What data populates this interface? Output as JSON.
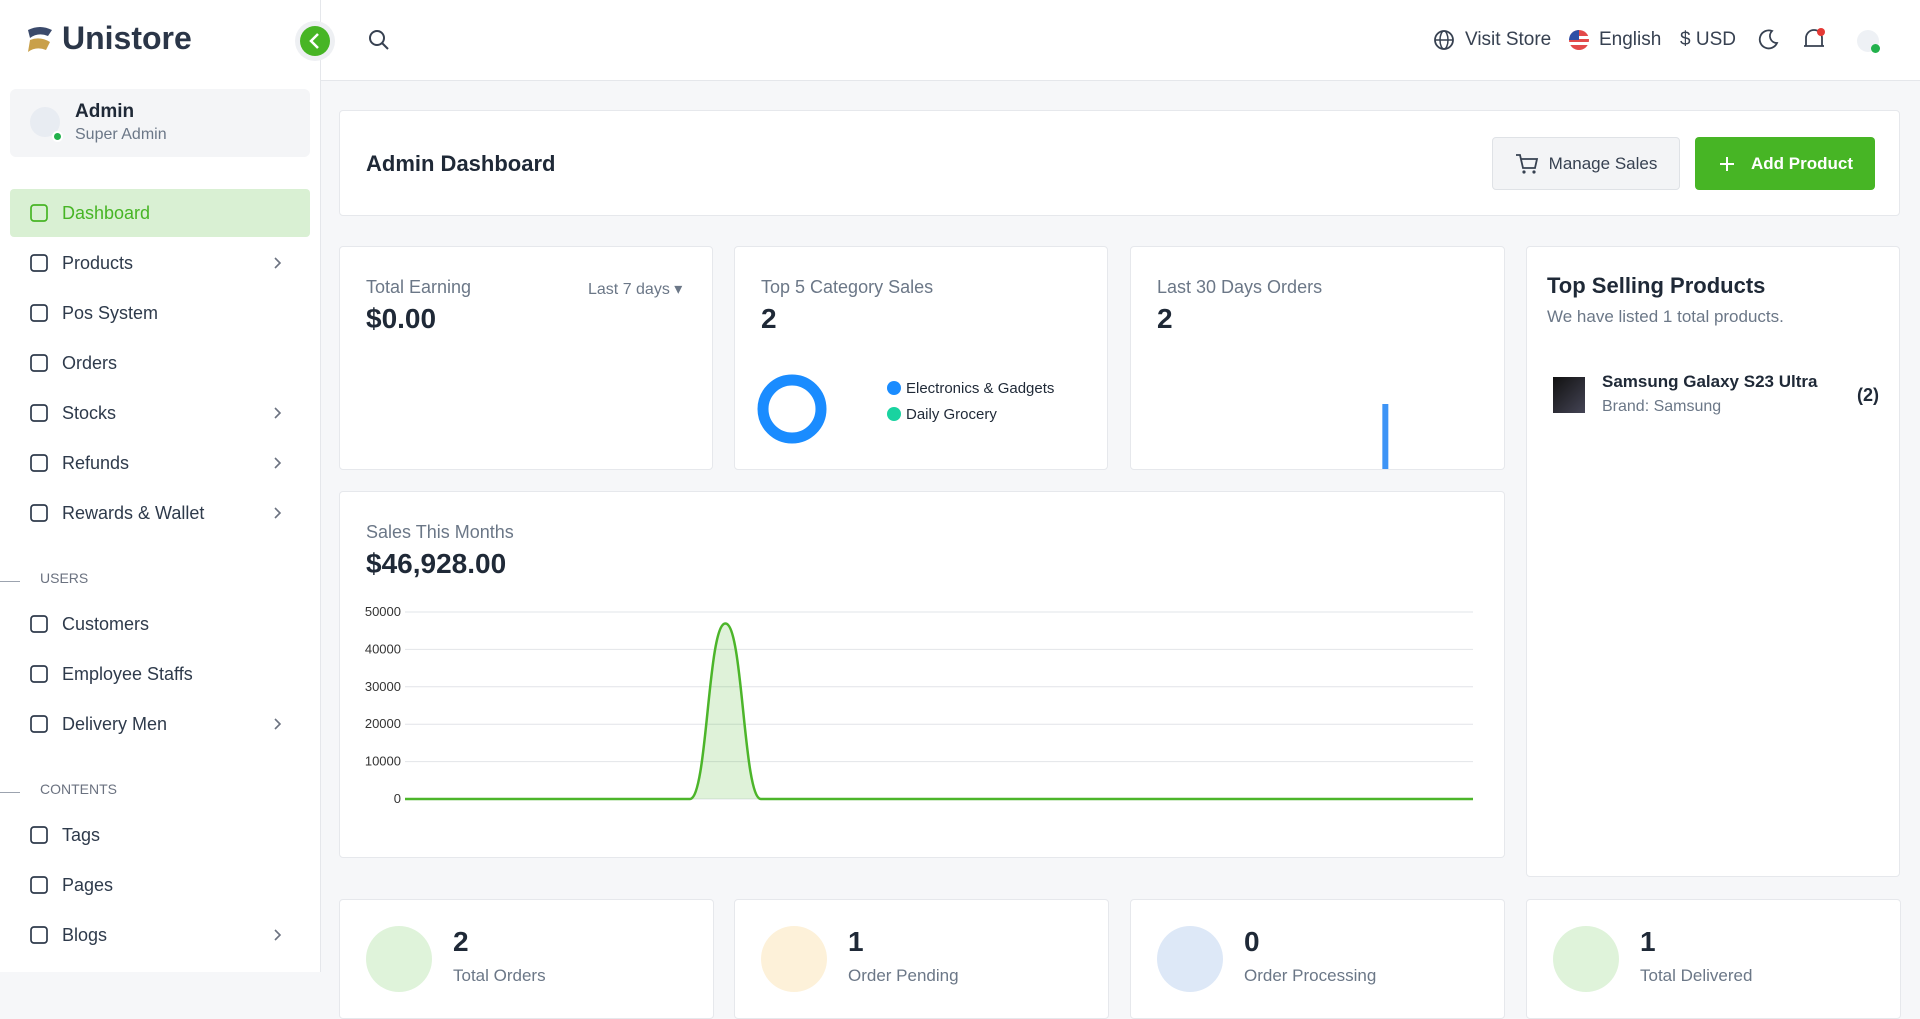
{
  "header": {
    "brand": "Unistore",
    "visit_store": "Visit Store",
    "language": "English",
    "currency": "$ USD"
  },
  "sidebar": {
    "user_name": "Admin",
    "user_role": "Super Admin",
    "items": [
      "Dashboard",
      "Products",
      "Pos System",
      "Orders",
      "Stocks",
      "Refunds",
      "Rewards & Wallet"
    ],
    "users_heading": "USERS",
    "users_items": [
      "Customers",
      "Employee Staffs",
      "Delivery Men"
    ],
    "contents_heading": "CONTENTS",
    "contents_items": [
      "Tags",
      "Pages",
      "Blogs"
    ]
  },
  "page": {
    "title": "Admin Dashboard",
    "manage_sales": "Manage Sales",
    "add_product": "Add Product"
  },
  "cards": {
    "earning_label": "Total Earning",
    "earning_value": "$0.00",
    "earning_filter": "Last 7 days",
    "category_value": "2",
    "orders_value": "2",
    "sales_value": "$46,928.00"
  },
  "chart_data": [
    {
      "type": "pie",
      "title": "Top 5 Category Sales",
      "categories": [
        "Electronics & Gadgets",
        "Daily Grocery"
      ],
      "values": [
        2,
        0
      ],
      "colors": [
        "#1a8cff",
        "#19d3a0"
      ]
    },
    {
      "type": "bar",
      "title": "Last 30 Days Orders",
      "values": [
        0,
        0,
        0,
        0,
        0,
        0,
        0,
        0,
        0,
        0,
        0,
        0,
        0,
        0,
        0,
        0,
        0,
        0,
        0,
        0,
        0,
        2,
        0,
        0,
        0,
        0,
        0,
        0,
        0,
        0
      ],
      "color": "#3d94f6",
      "ylim": [
        0,
        2
      ]
    },
    {
      "type": "area",
      "title": "Sales This Months",
      "values": [
        0,
        0,
        0,
        0,
        0,
        0,
        0,
        0,
        0,
        46928,
        0,
        0,
        0,
        0,
        0,
        0,
        0,
        0,
        0,
        0,
        0,
        0,
        0,
        0,
        0,
        0,
        0,
        0,
        0,
        0,
        0
      ],
      "color": "#4cb52a",
      "ylim": [
        0,
        50000
      ],
      "yticks": [
        0,
        10000,
        20000,
        30000,
        40000,
        50000
      ],
      "grid": true
    }
  ],
  "top_selling": {
    "title": "Top Selling Products",
    "subtitle": "We have listed 1 total products.",
    "products": [
      {
        "name": "Samsung Galaxy S23 Ultra",
        "brand": "Brand: Samsung",
        "count": "(2)"
      }
    ]
  },
  "stats": [
    {
      "value": "2",
      "label": "Total Orders"
    },
    {
      "value": "1",
      "label": "Order Pending"
    },
    {
      "value": "0",
      "label": "Order Processing"
    },
    {
      "value": "1",
      "label": "Total Delivered"
    }
  ]
}
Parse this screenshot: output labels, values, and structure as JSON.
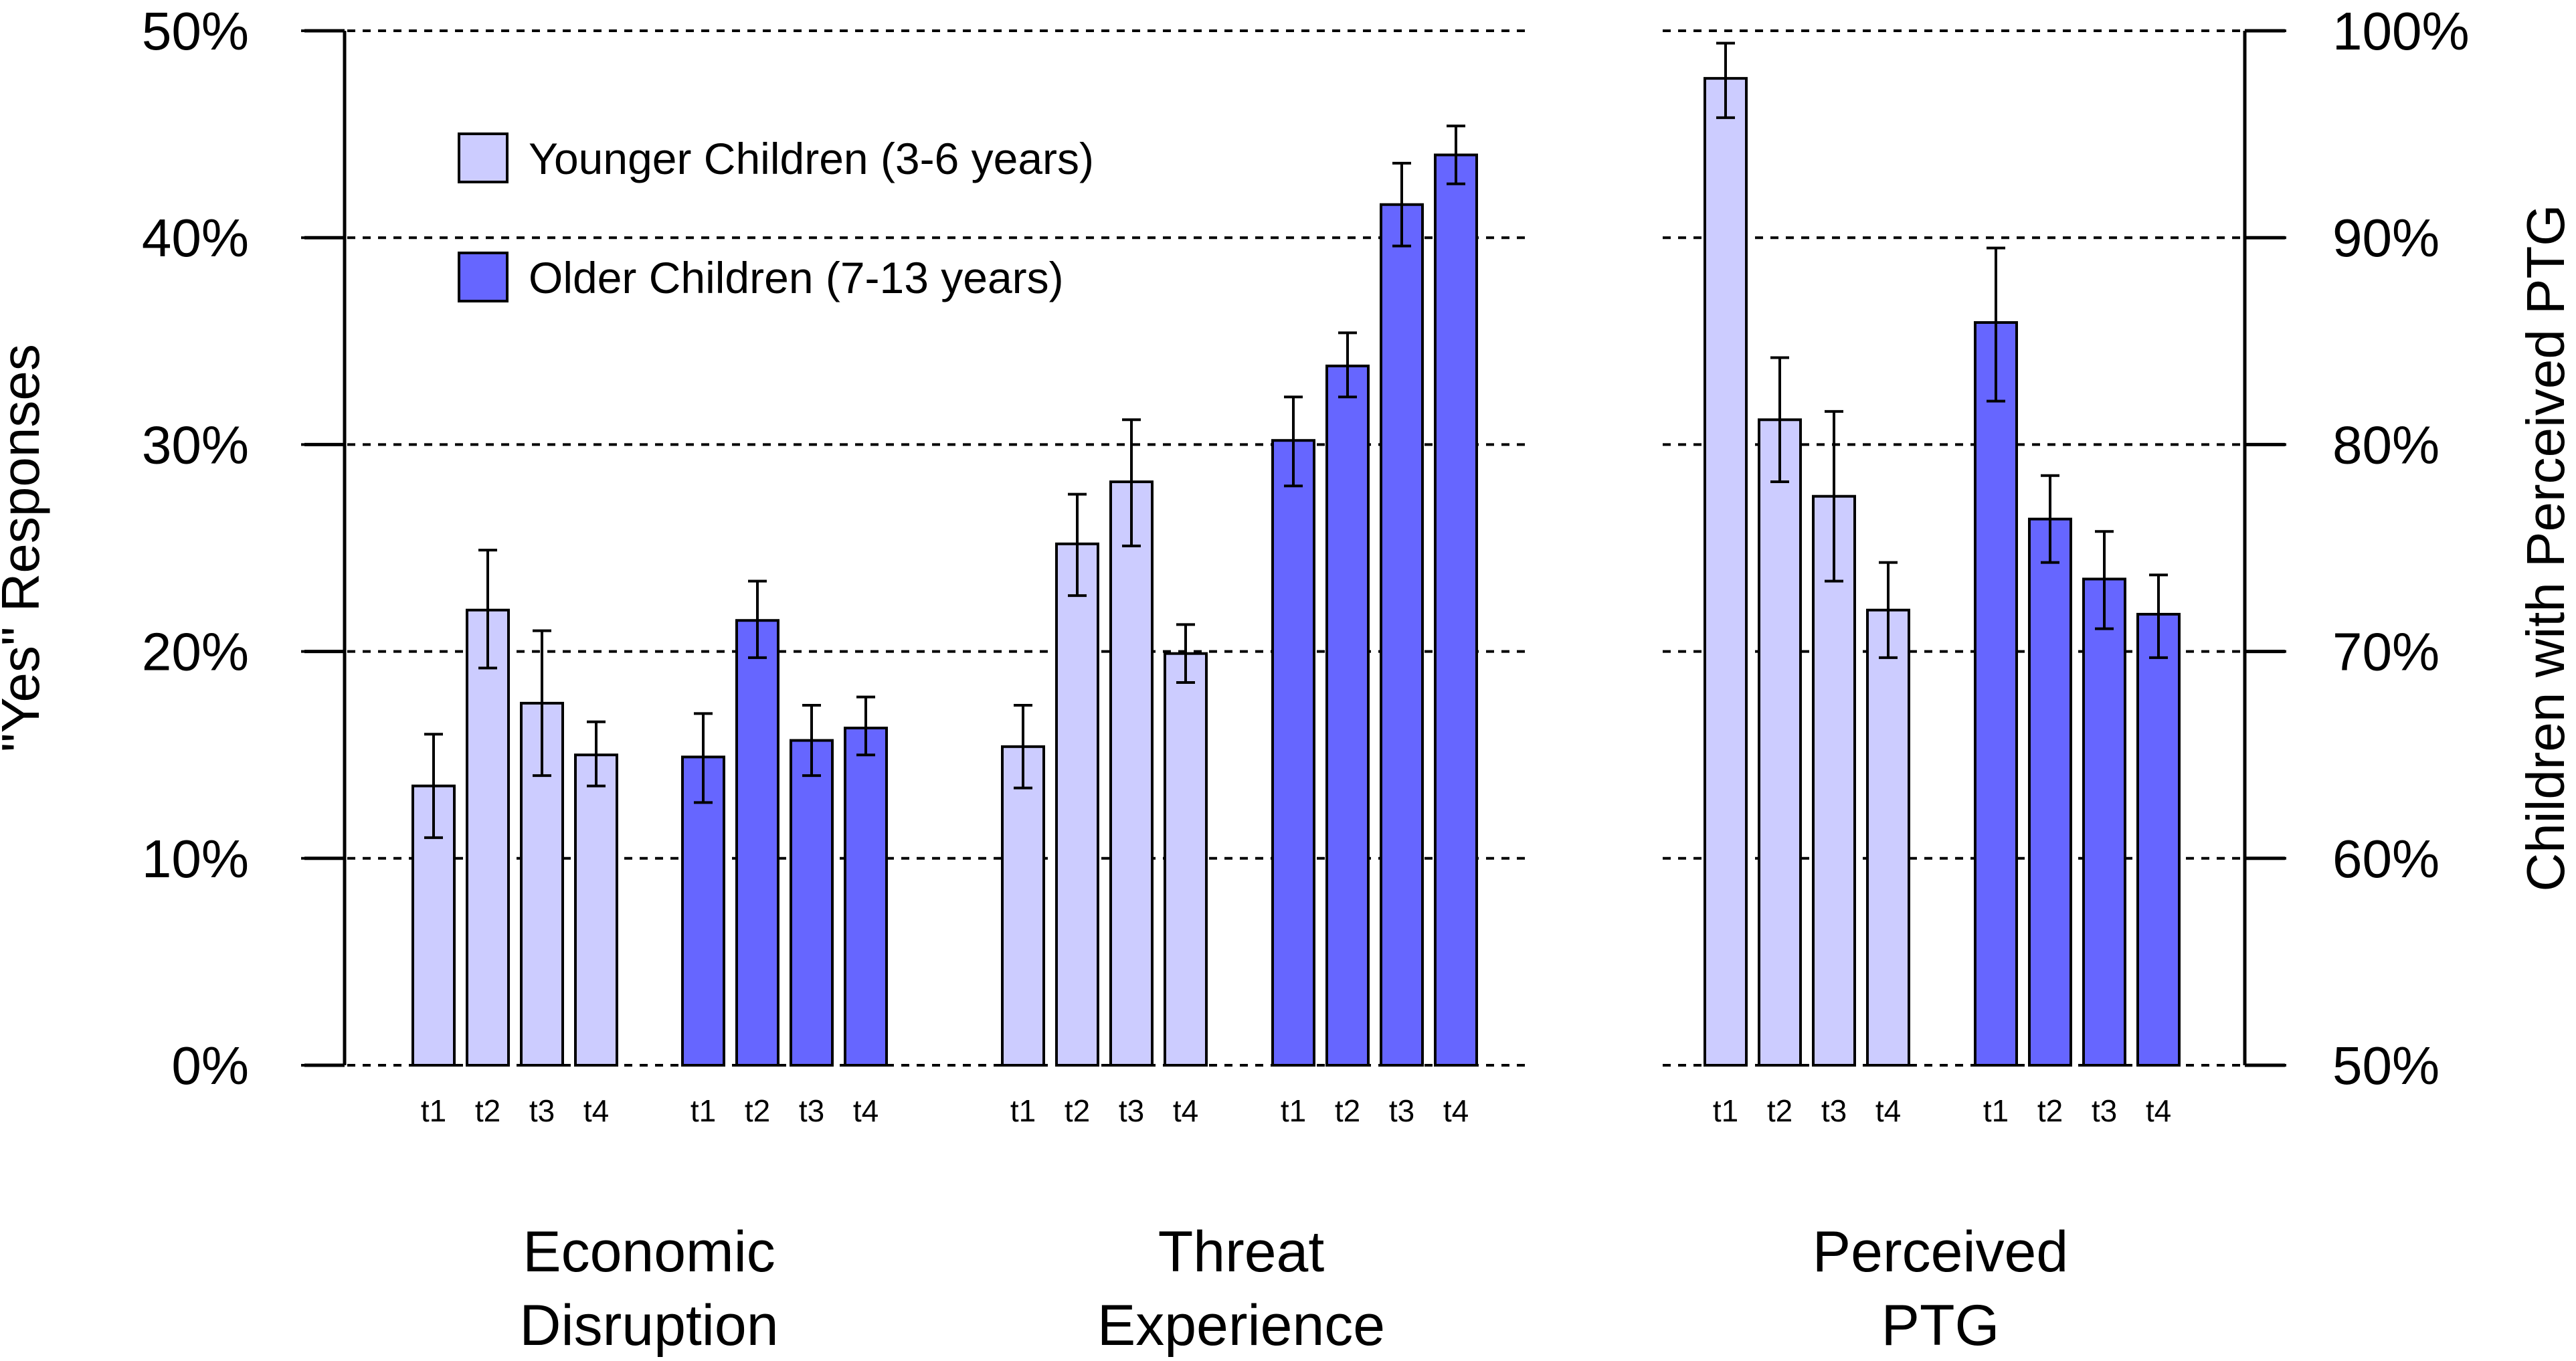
{
  "chart_data": {
    "type": "bar",
    "left_axis": {
      "title": "\"Yes\" Responses",
      "range": [
        0,
        50
      ],
      "ticks": [
        0,
        10,
        20,
        30,
        40,
        50
      ],
      "tick_labels": [
        "0%",
        "10%",
        "20%",
        "30%",
        "40%",
        "50%"
      ]
    },
    "right_axis": {
      "title": "Children with Perceived PTG",
      "range": [
        50,
        100
      ],
      "ticks": [
        50,
        60,
        70,
        80,
        90,
        100
      ],
      "tick_labels": [
        "50%",
        "60%",
        "70%",
        "80%",
        "90%",
        "100%"
      ]
    },
    "gridlines": "dashed",
    "legend": {
      "position": "top-left",
      "entries": [
        {
          "name": "Younger Children (3-6 years)",
          "color": "#ccccff"
        },
        {
          "name": "Older Children (7-13 years)",
          "color": "#6666ff"
        }
      ]
    },
    "time_labels": [
      "t1",
      "t2",
      "t3",
      "t4"
    ],
    "groups": [
      {
        "label_lines": [
          "Economic",
          "Disruption"
        ],
        "axis": "left",
        "series": [
          {
            "name": "Younger Children (3-6 years)",
            "values": [
              13.5,
              22.0,
              17.5,
              15.0
            ],
            "ci_low": [
              11.0,
              19.2,
              14.0,
              13.5
            ],
            "ci_high": [
              16.0,
              24.9,
              21.0,
              16.6
            ]
          },
          {
            "name": "Older Children (7-13 years)",
            "values": [
              14.9,
              21.5,
              15.7,
              16.3
            ],
            "ci_low": [
              12.7,
              19.7,
              14.0,
              15.0
            ],
            "ci_high": [
              17.0,
              23.4,
              17.4,
              17.8
            ]
          }
        ]
      },
      {
        "label_lines": [
          "Threat",
          "Experience"
        ],
        "axis": "left",
        "series": [
          {
            "name": "Younger Children (3-6 years)",
            "values": [
              15.4,
              25.2,
              28.2,
              19.9
            ],
            "ci_low": [
              13.4,
              22.7,
              25.1,
              18.5
            ],
            "ci_high": [
              17.4,
              27.6,
              31.2,
              21.3
            ]
          },
          {
            "name": "Older Children (7-13 years)",
            "values": [
              30.2,
              33.8,
              41.6,
              44.0
            ],
            "ci_low": [
              28.0,
              32.3,
              39.6,
              42.6
            ],
            "ci_high": [
              32.3,
              35.4,
              43.6,
              45.4
            ]
          }
        ]
      },
      {
        "label_lines": [
          "Perceived",
          "PTG"
        ],
        "axis": "right",
        "series": [
          {
            "name": "Younger Children (3-6 years)",
            "values": [
              97.7,
              81.2,
              77.5,
              72.0
            ],
            "ci_low": [
              95.8,
              78.2,
              73.4,
              69.7
            ],
            "ci_high": [
              99.4,
              84.2,
              81.6,
              74.3
            ]
          },
          {
            "name": "Older Children (7-13 years)",
            "values": [
              85.9,
              76.4,
              73.5,
              71.8
            ],
            "ci_low": [
              82.1,
              74.3,
              71.1,
              69.7
            ],
            "ci_high": [
              89.5,
              78.5,
              75.8,
              73.7
            ]
          }
        ]
      }
    ]
  }
}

────────────────────────────────────────

[STATED PROBLEM] Every line above should be repeated exactly; pictures stay out of the copy.

[PROBLEM SOLUTION]
What data populates this interface? Output as JSON.
{
  "header": {
    "brand": "Unistore",
    "visit_store": "Visit Store",
    "language": "English",
    "currency": "$ USD"
  },
  "sidebar": {
    "user_name": "Admin",
    "user_role": "Super Admin",
    "items": [
      "Dashboard",
      "Products",
      "Pos System",
      "Orders",
      "Stocks",
      "Refunds",
      "Rewards & Wallet"
    ],
    "users_heading": "USERS",
    "users_items": [
      "Customers",
      "Employee Staffs",
      "Delivery Men"
    ],
    "contents_heading": "CONTENTS",
    "contents_items": [
      "Tags",
      "Pages",
      "Blogs"
    ]
  },
  "page": {
    "title": "Admin Dashboard",
    "manage_sales": "Manage Sales",
    "add_product": "Add Product"
  },
  "cards": {
    "earning_label": "Total Earning",
    "earning_value": "$0.00",
    "earning_filter": "Last 7 days",
    "category_value": "2",
    "orders_value": "2",
    "sales_value": "$46,928.00"
  },
  "chart_data": [
    {
      "type": "pie",
      "title": "Top 5 Category Sales",
      "categories": [
        "Electronics & Gadgets",
        "Daily Grocery"
      ],
      "values": [
        2,
        0
      ],
      "colors": [
        "#1a8cff",
        "#19d3a0"
      ]
    },
    {
      "type": "bar",
      "title": "Last 30 Days Orders",
      "values": [
        0,
        0,
        0,
        0,
        0,
        0,
        0,
        0,
        0,
        0,
        0,
        0,
        0,
        0,
        0,
        0,
        0,
        0,
        0,
        0,
        0,
        2,
        0,
        0,
        0,
        0,
        0,
        0,
        0,
        0
      ],
      "color": "#3d94f6",
      "ylim": [
        0,
        2
      ]
    },
    {
      "type": "area",
      "title": "Sales This Months",
      "values": [
        0,
        0,
        0,
        0,
        0,
        0,
        0,
        0,
        0,
        46928,
        0,
        0,
        0,
        0,
        0,
        0,
        0,
        0,
        0,
        0,
        0,
        0,
        0,
        0,
        0,
        0,
        0,
        0,
        0,
        0,
        0
      ],
      "color": "#4cb52a",
      "ylim": [
        0,
        50000
      ],
      "yticks": [
        0,
        10000,
        20000,
        30000,
        40000,
        50000
      ],
      "grid": true
    }
  ],
  "top_selling": {
    "title": "Top Selling Products",
    "subtitle": "We have listed 1 total products.",
    "products": [
      {
        "name": "Samsung Galaxy S23 Ultra",
        "brand": "Brand: Samsung",
        "count": "(2)"
      }
    ]
  },
  "stats": [
    {
      "value": "2",
      "label": "Total Orders"
    },
    {
      "value": "1",
      "label": "Order Pending"
    },
    {
      "value": "0",
      "label": "Order Processing"
    },
    {
      "value": "1",
      "label": "Total Delivered"
    }
  ]
}
Parse this screenshot: output labels, values, and structure as JSON.
{
  "chart_data": {
    "type": "bar",
    "left_axis": {
      "title": "\"Yes\" Responses",
      "range": [
        0,
        50
      ],
      "ticks": [
        0,
        10,
        20,
        30,
        40,
        50
      ],
      "tick_labels": [
        "0%",
        "10%",
        "20%",
        "30%",
        "40%",
        "50%"
      ]
    },
    "right_axis": {
      "title": "Children with Perceived PTG",
      "range": [
        50,
        100
      ],
      "ticks": [
        50,
        60,
        70,
        80,
        90,
        100
      ],
      "tick_labels": [
        "50%",
        "60%",
        "70%",
        "80%",
        "90%",
        "100%"
      ]
    },
    "gridlines": "dashed",
    "legend": {
      "position": "top-left",
      "entries": [
        {
          "name": "Younger Children (3-6 years)",
          "color": "#ccccff"
        },
        {
          "name": "Older Children (7-13 years)",
          "color": "#6666ff"
        }
      ]
    },
    "time_labels": [
      "t1",
      "t2",
      "t3",
      "t4"
    ],
    "groups": [
      {
        "label_lines": [
          "Economic",
          "Disruption"
        ],
        "axis": "left",
        "series": [
          {
            "name": "Younger Children (3-6 years)",
            "values": [
              13.5,
              22.0,
              17.5,
              15.0
            ],
            "ci_low": [
              11.0,
              19.2,
              14.0,
              13.5
            ],
            "ci_high": [
              16.0,
              24.9,
              21.0,
              16.6
            ]
          },
          {
            "name": "Older Children (7-13 years)",
            "values": [
              14.9,
              21.5,
              15.7,
              16.3
            ],
            "ci_low": [
              12.7,
              19.7,
              14.0,
              15.0
            ],
            "ci_high": [
              17.0,
              23.4,
              17.4,
              17.8
            ]
          }
        ]
      },
      {
        "label_lines": [
          "Threat",
          "Experience"
        ],
        "axis": "left",
        "series": [
          {
            "name": "Younger Children (3-6 years)",
            "values": [
              15.4,
              25.2,
              28.2,
              19.9
            ],
            "ci_low": [
              13.4,
              22.7,
              25.1,
              18.5
            ],
            "ci_high": [
              17.4,
              27.6,
              31.2,
              21.3
            ]
          },
          {
            "name": "Older Children (7-13 years)",
            "values": [
              30.2,
              33.8,
              41.6,
              44.0
            ],
            "ci_low": [
              28.0,
              32.3,
              39.6,
              42.6
            ],
            "ci_high": [
              32.3,
              35.4,
              43.6,
              45.4
            ]
          }
        ]
      },
      {
        "label_lines": [
          "Perceived",
          "PTG"
        ],
        "axis": "right",
        "series": [
          {
            "name": "Younger Children (3-6 years)",
            "values": [
              97.7,
              81.2,
              77.5,
              72.0
            ],
            "ci_low": [
              95.8,
              78.2,
              73.4,
              69.7
            ],
            "ci_high": [
              99.4,
              84.2,
              81.6,
              74.3
            ]
          },
          {
            "name": "Older Children (7-13 years)",
            "values": [
              85.9,
              76.4,
              73.5,
              71.8
            ],
            "ci_low": [
              82.1,
              74.3,
              71.1,
              69.7
            ],
            "ci_high": [
              89.5,
              78.5,
              75.8,
              73.7
            ]
          }
        ]
      }
    ]
  }
}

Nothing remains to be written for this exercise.